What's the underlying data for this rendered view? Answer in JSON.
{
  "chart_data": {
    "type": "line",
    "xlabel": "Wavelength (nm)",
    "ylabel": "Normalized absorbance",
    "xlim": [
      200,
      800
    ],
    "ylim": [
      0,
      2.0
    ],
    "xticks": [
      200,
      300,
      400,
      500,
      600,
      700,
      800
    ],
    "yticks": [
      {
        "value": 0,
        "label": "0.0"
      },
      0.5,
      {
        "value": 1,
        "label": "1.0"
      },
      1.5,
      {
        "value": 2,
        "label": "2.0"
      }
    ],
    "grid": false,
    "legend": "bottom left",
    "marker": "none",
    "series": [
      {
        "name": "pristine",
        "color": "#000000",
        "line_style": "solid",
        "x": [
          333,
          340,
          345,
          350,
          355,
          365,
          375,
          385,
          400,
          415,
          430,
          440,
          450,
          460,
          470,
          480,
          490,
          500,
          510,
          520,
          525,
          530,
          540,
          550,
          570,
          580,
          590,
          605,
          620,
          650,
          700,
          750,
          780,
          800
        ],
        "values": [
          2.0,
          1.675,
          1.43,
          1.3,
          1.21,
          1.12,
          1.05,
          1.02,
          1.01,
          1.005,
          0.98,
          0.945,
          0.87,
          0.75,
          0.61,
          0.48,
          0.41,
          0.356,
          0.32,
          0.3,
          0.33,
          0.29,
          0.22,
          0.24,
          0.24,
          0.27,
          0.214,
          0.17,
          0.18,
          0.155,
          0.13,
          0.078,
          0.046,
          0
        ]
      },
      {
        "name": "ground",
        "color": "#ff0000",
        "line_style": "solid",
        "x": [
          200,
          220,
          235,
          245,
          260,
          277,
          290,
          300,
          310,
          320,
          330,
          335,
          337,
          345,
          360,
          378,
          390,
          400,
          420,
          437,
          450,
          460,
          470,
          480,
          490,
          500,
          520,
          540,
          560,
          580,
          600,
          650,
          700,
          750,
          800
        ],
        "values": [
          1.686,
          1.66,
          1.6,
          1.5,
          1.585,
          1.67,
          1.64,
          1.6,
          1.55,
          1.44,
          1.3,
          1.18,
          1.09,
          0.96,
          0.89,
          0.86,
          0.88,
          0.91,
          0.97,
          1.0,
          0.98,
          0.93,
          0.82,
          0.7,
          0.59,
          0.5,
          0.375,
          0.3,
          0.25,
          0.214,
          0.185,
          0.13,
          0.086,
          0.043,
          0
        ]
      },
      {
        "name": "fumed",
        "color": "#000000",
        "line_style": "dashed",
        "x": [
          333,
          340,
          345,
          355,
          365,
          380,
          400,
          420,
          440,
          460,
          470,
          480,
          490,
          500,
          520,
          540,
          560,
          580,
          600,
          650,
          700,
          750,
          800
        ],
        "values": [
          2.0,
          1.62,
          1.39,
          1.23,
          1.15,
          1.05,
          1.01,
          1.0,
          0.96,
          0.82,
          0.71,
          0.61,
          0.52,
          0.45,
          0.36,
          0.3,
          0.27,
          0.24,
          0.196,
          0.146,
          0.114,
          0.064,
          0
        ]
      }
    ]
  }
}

Objective >> Please reproduce each line exactly as written.

Finished answer >>
What's the underlying data for this rendered view? Answer in JSON.
{
  "chart_data": {
    "type": "line",
    "xlabel": "Wavelength (nm)",
    "ylabel": "Normalized absorbance",
    "xlim": [
      200,
      800
    ],
    "ylim": [
      0,
      2.0
    ],
    "xticks": [
      200,
      300,
      400,
      500,
      600,
      700,
      800
    ],
    "yticks": [
      {
        "value": 0,
        "label": "0.0"
      },
      0.5,
      {
        "value": 1,
        "label": "1.0"
      },
      1.5,
      {
        "value": 2,
        "label": "2.0"
      }
    ],
    "grid": false,
    "legend": "bottom left",
    "marker": "none",
    "series": [
      {
        "name": "pristine",
        "color": "#000000",
        "line_style": "solid",
        "x": [
          333,
          340,
          345,
          350,
          355,
          365,
          375,
          385,
          400,
          415,
          430,
          440,
          450,
          460,
          470,
          480,
          490,
          500,
          510,
          520,
          525,
          530,
          540,
          550,
          570,
          580,
          590,
          605,
          620,
          650,
          700,
          750,
          780,
          800
        ],
        "values": [
          2.0,
          1.675,
          1.43,
          1.3,
          1.21,
          1.12,
          1.05,
          1.02,
          1.01,
          1.005,
          0.98,
          0.945,
          0.87,
          0.75,
          0.61,
          0.48,
          0.41,
          0.356,
          0.32,
          0.3,
          0.33,
          0.29,
          0.22,
          0.24,
          0.24,
          0.27,
          0.214,
          0.17,
          0.18,
          0.155,
          0.13,
          0.078,
          0.046,
          0
        ]
      },
      {
        "name": "ground",
        "color": "#ff0000",
        "line_style": "solid",
        "x": [
          200,
          220,
          235,
          245,
          260,
          277,
          290,
          300,
          310,
          320,
          330,
          335,
          337,
          345,
          360,
          378,
          390,
          400,
          420,
          437,
          450,
          460,
          470,
          480,
          490,
          500,
          520,
          540,
          560,
          580,
          600,
          650,
          700,
          750,
          800
        ],
        "values": [
          1.686,
          1.66,
          1.6,
          1.5,
          1.585,
          1.67,
          1.64,
          1.6,
          1.55,
          1.44,
          1.3,
          1.18,
          1.09,
          0.96,
          0.89,
          0.86,
          0.88,
          0.91,
          0.97,
          1.0,
          0.98,
          0.93,
          0.82,
          0.7,
          0.59,
          0.5,
          0.375,
          0.3,
          0.25,
          0.214,
          0.185,
          0.13,
          0.086,
          0.043,
          0
        ]
      },
      {
        "name": "fumed",
        "color": "#000000",
        "line_style": "dashed",
        "x": [
          333,
          340,
          345,
          355,
          365,
          380,
          400,
          420,
          440,
          460,
          470,
          480,
          490,
          500,
          520,
          540,
          560,
          580,
          600,
          650,
          700,
          750,
          800
        ],
        "values": [
          2.0,
          1.62,
          1.39,
          1.23,
          1.15,
          1.05,
          1.01,
          1.0,
          0.96,
          0.82,
          0.71,
          0.61,
          0.52,
          0.45,
          0.36,
          0.3,
          0.27,
          0.24,
          0.196,
          0.146,
          0.114,
          0.064,
          0
        ]
      }
    ]
  }
}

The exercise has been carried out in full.